*Written request*:
Go through the records and show each line where the word "Chabrier" occurs.
=== Supplied entries ===
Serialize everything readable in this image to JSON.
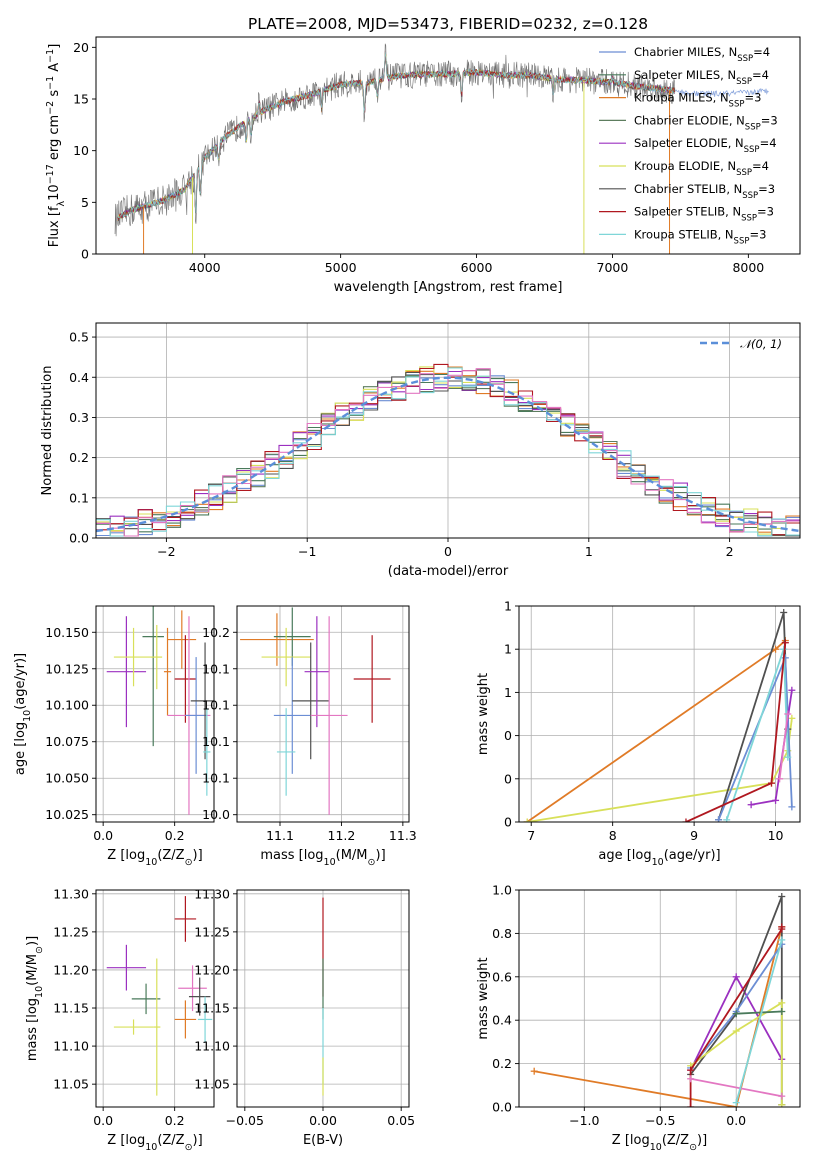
{
  "figure": {
    "title": "PLATE=2008, MJD=53473, FIBERID=0232, z=0.128"
  },
  "chart_data": [
    {
      "id": "spectrum",
      "type": "line",
      "xlabel": "wavelength [Angstrom, rest frame]",
      "ylabel": "Flux [f",
      "ylabel_parts": {
        "a": "Flux [f",
        "sub": "λ",
        "b": "10",
        "sup1": "−17",
        "c": " erg cm",
        "sup2": "−2",
        "d": " s",
        "sup3": "−1",
        "e": " A",
        "sup4": "−1",
        "f": "]"
      },
      "xlim": [
        3200,
        8380
      ],
      "ylim": [
        0,
        21
      ],
      "xticks": [
        4000,
        5000,
        6000,
        7000,
        8000
      ],
      "yticks": [
        0,
        5,
        10,
        15,
        20
      ],
      "legend_position": "right",
      "observed_envelope": {
        "wavelength": [
          3340,
          3450,
          3550,
          3700,
          3850,
          4000,
          4150,
          4300,
          4450,
          4600,
          4800,
          5000,
          5200,
          5400,
          5600,
          5800,
          6000,
          6200,
          6400,
          6600,
          6800,
          7000,
          7200,
          7400,
          7600,
          7800,
          8000,
          8150
        ],
        "flux": [
          3.3,
          4.2,
          4.6,
          5.2,
          6.2,
          9.3,
          11.3,
          12.8,
          14.0,
          14.8,
          15.5,
          16.4,
          16.6,
          17.2,
          17.4,
          17.4,
          17.6,
          17.3,
          17.3,
          16.9,
          16.8,
          16.6,
          16.2,
          15.9,
          15.5,
          15.5,
          15.6,
          15.8
        ]
      },
      "models": [
        {
          "name": "Chabrier MILES",
          "n_ssp": "4",
          "color": "#6c8ed4"
        },
        {
          "name": "Salpeter MILES",
          "n_ssp": "4",
          "color": "#4a7a5b"
        },
        {
          "name": "Kroupa MILES",
          "n_ssp": "3",
          "color": "#e07b27"
        },
        {
          "name": "Chabrier ELODIE",
          "n_ssp": "3",
          "color": "#5d7d5f"
        },
        {
          "name": "Salpeter ELODIE",
          "n_ssp": "4",
          "color": "#9b30c0"
        },
        {
          "name": "Kroupa ELODIE",
          "n_ssp": "4",
          "color": "#d8e05a"
        },
        {
          "name": "Chabrier STELIB",
          "n_ssp": "3",
          "color": "#505050"
        },
        {
          "name": "Salpeter STELIB",
          "n_ssp": "3",
          "color": "#b01820"
        },
        {
          "name": "Kroupa STELIB",
          "n_ssp": "3",
          "color": "#7fd6d8"
        }
      ],
      "legend_ssp_label": "N",
      "legend_ssp_sub": "SSP"
    },
    {
      "id": "residuals",
      "type": "histogram",
      "xlabel": "(data-model)/error",
      "ylabel": "Normed distribution",
      "xlim": [
        -2.5,
        2.5
      ],
      "ylim": [
        0,
        0.535
      ],
      "xticks": [
        -2,
        -1,
        0,
        1,
        2
      ],
      "yticks": [
        0.0,
        0.1,
        0.2,
        0.3,
        0.4,
        0.5
      ],
      "bin_width": 0.1,
      "reference": {
        "label": "𝒩(0, 1)",
        "mean": 0,
        "sigma": 1,
        "color": "#5b8fd9"
      },
      "legend_position": "top-right"
    },
    {
      "id": "age_vs_Z",
      "type": "errorbar",
      "xlabel": "Z [log",
      "xlabel_parts": {
        "a": "Z [log",
        "sub": "10",
        "b": "(Z/Z",
        "sub2": "⊙",
        "c": ")]"
      },
      "ylabel_parts": {
        "a": "age  [log",
        "sub": "10",
        "b": "(age/yr)]"
      },
      "xlim": [
        -0.02,
        0.31
      ],
      "ylim": [
        10.02,
        10.168
      ],
      "xticks": [
        0.0,
        0.2
      ],
      "yticks": [
        10.025,
        10.05,
        10.075,
        10.1,
        10.125,
        10.15
      ],
      "points": [
        {
          "x": 0.065,
          "y": 10.123,
          "xerr": 0.055,
          "yerr": 0.038,
          "color": "#9b30c0"
        },
        {
          "x": 0.085,
          "y": 10.133,
          "xerr": 0.055,
          "yerr": 0.02,
          "color": "#d8e05a"
        },
        {
          "x": 0.14,
          "y": 10.147,
          "xerr": 0.03,
          "yerr": 0.075,
          "color": "#4a7a5b"
        },
        {
          "x": 0.15,
          "y": 10.133,
          "xerr": 0.015,
          "yerr": 0.022,
          "color": "#d8e05a"
        },
        {
          "x": 0.18,
          "y": 10.123,
          "xerr": 0.01,
          "yerr": 0.03,
          "color": "#e07b27"
        },
        {
          "x": 0.22,
          "y": 10.145,
          "xerr": 0.04,
          "yerr": 0.02,
          "color": "#e07b27"
        },
        {
          "x": 0.23,
          "y": 10.118,
          "xerr": 0.03,
          "yerr": 0.03,
          "color": "#b01820"
        },
        {
          "x": 0.24,
          "y": 10.093,
          "xerr": 0.06,
          "yerr": 0.068,
          "color": "#e377c2"
        },
        {
          "x": 0.26,
          "y": 10.093,
          "xerr": 0.03,
          "yerr": 0.04,
          "color": "#6c8ed4"
        },
        {
          "x": 0.285,
          "y": 10.103,
          "xerr": 0.04,
          "yerr": 0.04,
          "color": "#505050"
        },
        {
          "x": 0.29,
          "y": 10.068,
          "xerr": 0.01,
          "yerr": 0.03,
          "color": "#7fd6d8"
        }
      ]
    },
    {
      "id": "age_vs_mass",
      "type": "errorbar",
      "xlabel_parts": {
        "a": "mass [log",
        "sub": "10",
        "b": "(M/M",
        "sub2": "⊙",
        "c": ")]"
      },
      "xlim": [
        11.03,
        11.31
      ],
      "ylim": [
        10.02,
        10.168
      ],
      "xticks": [
        11.1,
        11.2,
        11.3
      ],
      "yticks": [
        10.025,
        10.05,
        10.075,
        10.1,
        10.125,
        10.15
      ],
      "points": [
        {
          "x": 11.095,
          "y": 10.145,
          "xerr": 0.06,
          "yerr": 0.018,
          "color": "#e07b27"
        },
        {
          "x": 11.12,
          "y": 10.147,
          "xerr": 0.03,
          "yerr": 0.02,
          "color": "#4a7a5b"
        },
        {
          "x": 11.11,
          "y": 10.133,
          "xerr": 0.04,
          "yerr": 0.02,
          "color": "#d8e05a"
        },
        {
          "x": 11.12,
          "y": 10.093,
          "xerr": 0.03,
          "yerr": 0.04,
          "color": "#6c8ed4"
        },
        {
          "x": 11.11,
          "y": 10.068,
          "xerr": 0.015,
          "yerr": 0.03,
          "color": "#7fd6d8"
        },
        {
          "x": 11.15,
          "y": 10.103,
          "xerr": 0.03,
          "yerr": 0.04,
          "color": "#505050"
        },
        {
          "x": 11.16,
          "y": 10.123,
          "xerr": 0.02,
          "yerr": 0.038,
          "color": "#9b30c0"
        },
        {
          "x": 11.18,
          "y": 10.093,
          "xerr": 0.03,
          "yerr": 0.068,
          "color": "#e377c2"
        },
        {
          "x": 11.25,
          "y": 10.118,
          "xerr": 0.03,
          "yerr": 0.03,
          "color": "#b01820"
        }
      ]
    },
    {
      "id": "weight_vs_age",
      "type": "line",
      "xlabel_parts": {
        "a": "age  [log",
        "sub": "10",
        "b": "(age/yr)]"
      },
      "ylabel": "mass weight",
      "xlim": [
        6.85,
        10.3
      ],
      "ylim": [
        0,
        1
      ],
      "xticks": [
        7,
        8,
        9,
        10
      ],
      "yticks": [
        0.0,
        0.2,
        0.4,
        0.6,
        0.8,
        1.0
      ],
      "series": [
        {
          "color": "#e07b27",
          "x": [
            6.95,
            10.0,
            10.12
          ],
          "y": [
            0.0,
            0.8,
            0.84
          ]
        },
        {
          "color": "#d8e05a",
          "x": [
            6.95,
            9.95,
            10.15,
            10.2
          ],
          "y": [
            0.0,
            0.18,
            0.33,
            0.48
          ]
        },
        {
          "color": "#505050",
          "x": [
            9.3,
            10.1,
            10.15
          ],
          "y": [
            0.01,
            0.97,
            0.43
          ]
        },
        {
          "color": "#6c8ed4",
          "x": [
            9.3,
            10.12,
            10.2
          ],
          "y": [
            0.01,
            0.76,
            0.07
          ]
        },
        {
          "color": "#7fd6d8",
          "x": [
            9.4,
            10.1,
            10.15
          ],
          "y": [
            0.01,
            0.8,
            0.3
          ]
        },
        {
          "color": "#9b30c0",
          "x": [
            9.7,
            10.0,
            10.2
          ],
          "y": [
            0.08,
            0.1,
            0.61
          ]
        },
        {
          "color": "#b01820",
          "x": [
            8.9,
            9.95,
            10.12
          ],
          "y": [
            0.0,
            0.18,
            0.83
          ]
        },
        {
          "color": "#e377c2",
          "x": [
            10.05,
            10.15
          ],
          "y": [
            0.2,
            0.5
          ]
        }
      ]
    },
    {
      "id": "mass_vs_Z",
      "type": "errorbar",
      "xlabel_parts": {
        "a": "Z [log",
        "sub": "10",
        "b": "(Z/Z",
        "sub2": "⊙",
        "c": ")]"
      },
      "ylabel_parts": {
        "a": "mass [log",
        "sub": "10",
        "b": "(M/M",
        "sub2": "⊙",
        "c": ")]"
      },
      "xlim": [
        -0.02,
        0.31
      ],
      "ylim": [
        11.02,
        11.305
      ],
      "xticks": [
        0.0,
        0.2
      ],
      "yticks": [
        11.05,
        11.1,
        11.15,
        11.2,
        11.25,
        11.3
      ],
      "points": [
        {
          "x": 0.065,
          "y": 11.203,
          "xerr": 0.055,
          "yerr": 0.03,
          "color": "#9b30c0"
        },
        {
          "x": 0.085,
          "y": 11.125,
          "xerr": 0.055,
          "yerr": 0.01,
          "color": "#d8e05a"
        },
        {
          "x": 0.12,
          "y": 11.162,
          "xerr": 0.04,
          "yerr": 0.02,
          "color": "#4a7a5b"
        },
        {
          "x": 0.15,
          "y": 11.125,
          "xerr": 0.01,
          "yerr": 0.09,
          "color": "#d8e05a"
        },
        {
          "x": 0.23,
          "y": 11.267,
          "xerr": 0.03,
          "yerr": 0.03,
          "color": "#b01820"
        },
        {
          "x": 0.23,
          "y": 11.135,
          "xerr": 0.03,
          "yerr": 0.025,
          "color": "#e07b27"
        },
        {
          "x": 0.25,
          "y": 11.176,
          "xerr": 0.04,
          "yerr": 0.03,
          "color": "#e377c2"
        },
        {
          "x": 0.27,
          "y": 11.165,
          "xerr": 0.03,
          "yerr": 0.025,
          "color": "#505050"
        },
        {
          "x": 0.285,
          "y": 11.135,
          "xerr": 0.02,
          "yerr": 0.03,
          "color": "#7fd6d8"
        }
      ]
    },
    {
      "id": "mass_vs_ebv",
      "type": "errorbar",
      "xlabel": "E(B-V)",
      "xlim": [
        -0.055,
        0.055
      ],
      "ylim": [
        11.02,
        11.305
      ],
      "xticks": [
        -0.05,
        0.0,
        0.05
      ],
      "yticks": [
        11.05,
        11.1,
        11.15,
        11.2,
        11.25,
        11.3
      ],
      "points": [
        {
          "x": 0.0,
          "y": 11.23,
          "xerr": 0,
          "yerr": 0.065,
          "color": "#b01820"
        },
        {
          "x": 0.0,
          "y": 11.175,
          "xerr": 0,
          "yerr": 0.04,
          "color": "#4a7a5b"
        },
        {
          "x": 0.0,
          "y": 11.1,
          "xerr": 0,
          "yerr": 0.05,
          "color": "#7fd6d8"
        },
        {
          "x": 0.0,
          "y": 11.06,
          "xerr": 0,
          "yerr": 0.025,
          "color": "#d8e05a"
        }
      ]
    },
    {
      "id": "weight_vs_Z",
      "type": "line",
      "xlabel_parts": {
        "a": "Z [log",
        "sub": "10",
        "b": "(Z/Z",
        "sub2": "⊙",
        "c": ")]"
      },
      "ylabel": "mass weight",
      "xlim": [
        -1.43,
        0.42
      ],
      "ylim": [
        0,
        1
      ],
      "xticks": [
        -1.0,
        -0.5,
        0.0
      ],
      "yticks": [
        0.0,
        0.2,
        0.4,
        0.6,
        0.8,
        1.0
      ],
      "series": [
        {
          "color": "#e07b27",
          "x": [
            -1.33,
            0.0,
            0.3
          ],
          "y": [
            0.165,
            0.0,
            0.83
          ]
        },
        {
          "color": "#9b30c0",
          "x": [
            -0.3,
            0.0,
            0.3
          ],
          "y": [
            0.17,
            0.6,
            0.22
          ]
        },
        {
          "color": "#505050",
          "x": [
            -0.3,
            0.0,
            0.3,
            0.3
          ],
          "y": [
            0.15,
            0.43,
            0.97,
            0.01
          ]
        },
        {
          "color": "#6c8ed4",
          "x": [
            -0.3,
            0.0,
            0.3
          ],
          "y": [
            0.18,
            0.44,
            0.75
          ]
        },
        {
          "color": "#d8e05a",
          "x": [
            -0.3,
            0.0,
            0.3,
            0.3
          ],
          "y": [
            0.19,
            0.35,
            0.48,
            0.01
          ]
        },
        {
          "color": "#b01820",
          "x": [
            -0.3,
            -0.3,
            0.3,
            0.3
          ],
          "y": [
            0.0,
            0.17,
            0.82,
            0.83
          ]
        },
        {
          "color": "#e377c2",
          "x": [
            -0.3,
            0.3
          ],
          "y": [
            0.13,
            0.05
          ]
        },
        {
          "color": "#4a7a5b",
          "x": [
            0.0,
            0.3
          ],
          "y": [
            0.43,
            0.44
          ]
        },
        {
          "color": "#7fd6d8",
          "x": [
            0.0,
            0.3
          ],
          "y": [
            0.02,
            0.77
          ]
        }
      ]
    }
  ]
}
===
*Output below*:
          "name": "Chabrier MILES",
          "name": "Chabrier ELODIE",
          "name": "Chabrier STELIB",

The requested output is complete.